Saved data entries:

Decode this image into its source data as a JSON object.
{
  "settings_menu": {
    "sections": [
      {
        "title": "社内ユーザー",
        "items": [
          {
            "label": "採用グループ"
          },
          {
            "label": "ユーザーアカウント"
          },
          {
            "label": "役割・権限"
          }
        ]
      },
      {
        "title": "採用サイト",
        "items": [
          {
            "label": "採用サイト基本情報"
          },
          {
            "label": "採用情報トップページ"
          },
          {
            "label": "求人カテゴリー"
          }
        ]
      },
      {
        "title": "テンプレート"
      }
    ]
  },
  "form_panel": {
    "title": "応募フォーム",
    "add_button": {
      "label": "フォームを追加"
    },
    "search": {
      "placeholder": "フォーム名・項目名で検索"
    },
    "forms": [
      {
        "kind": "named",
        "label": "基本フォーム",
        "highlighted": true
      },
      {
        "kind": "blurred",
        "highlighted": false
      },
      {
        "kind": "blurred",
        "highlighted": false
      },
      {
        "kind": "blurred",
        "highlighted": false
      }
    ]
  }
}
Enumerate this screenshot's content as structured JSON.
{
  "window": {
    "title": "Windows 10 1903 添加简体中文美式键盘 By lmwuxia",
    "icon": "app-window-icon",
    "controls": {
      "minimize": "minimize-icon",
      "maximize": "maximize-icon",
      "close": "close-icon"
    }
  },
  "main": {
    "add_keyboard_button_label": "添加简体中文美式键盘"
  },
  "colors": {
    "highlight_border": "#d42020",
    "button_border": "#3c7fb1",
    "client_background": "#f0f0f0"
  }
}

Task directions: Reproduce all of the entries word for word.

Answer to this task:
Decode this image into its source data as a JSON object.
{
  "settings_menu": {
    "sections": [
      {
        "title": "社内ユーザー",
        "items": [
          {
            "label": "採用グループ"
          },
          {
            "label": "ユーザーアカウント"
          },
          {
            "label": "役割・権限"
          }
        ]
      },
      {
        "title": "採用サイト",
        "items": [
          {
            "label": "採用サイト基本情報"
          },
          {
            "label": "採用情報トップページ"
          },
          {
            "label": "求人カテゴリー"
          }
        ]
      },
      {
        "title": "テンプレート"
      }
    ]
  },
  "form_panel": {
    "title": "応募フォーム",
    "add_button": {
      "label": "フォームを追加"
    },
    "search": {
      "placeholder": "フォーム名・項目名で検索"
    },
    "forms": [
      {
        "kind": "named",
        "label": "基本フォーム",
        "highlighted": true
      },
      {
        "kind": "blurred",
        "highlighted": false
      },
      {
        "kind": "blurred",
        "highlighted": false
      },
      {
        "kind": "blurred",
        "highlighted": false
      }
    ]
  }
}
Enumerate this screenshot's content as structured JSON.
{
  "window": {
    "title": "Windows 10 1903 添加简体中文美式键盘 By lmwuxia",
    "icon": "app-window-icon",
    "controls": {
      "minimize": "minimize-icon",
      "maximize": "maximize-icon",
      "close": "close-icon"
    }
  },
  "main": {
    "add_keyboard_button_label": "添加简体中文美式键盘"
  },
  "colors": {
    "highlight_border": "#d42020",
    "button_border": "#3c7fb1",
    "client_background": "#f0f0f0"
  }
}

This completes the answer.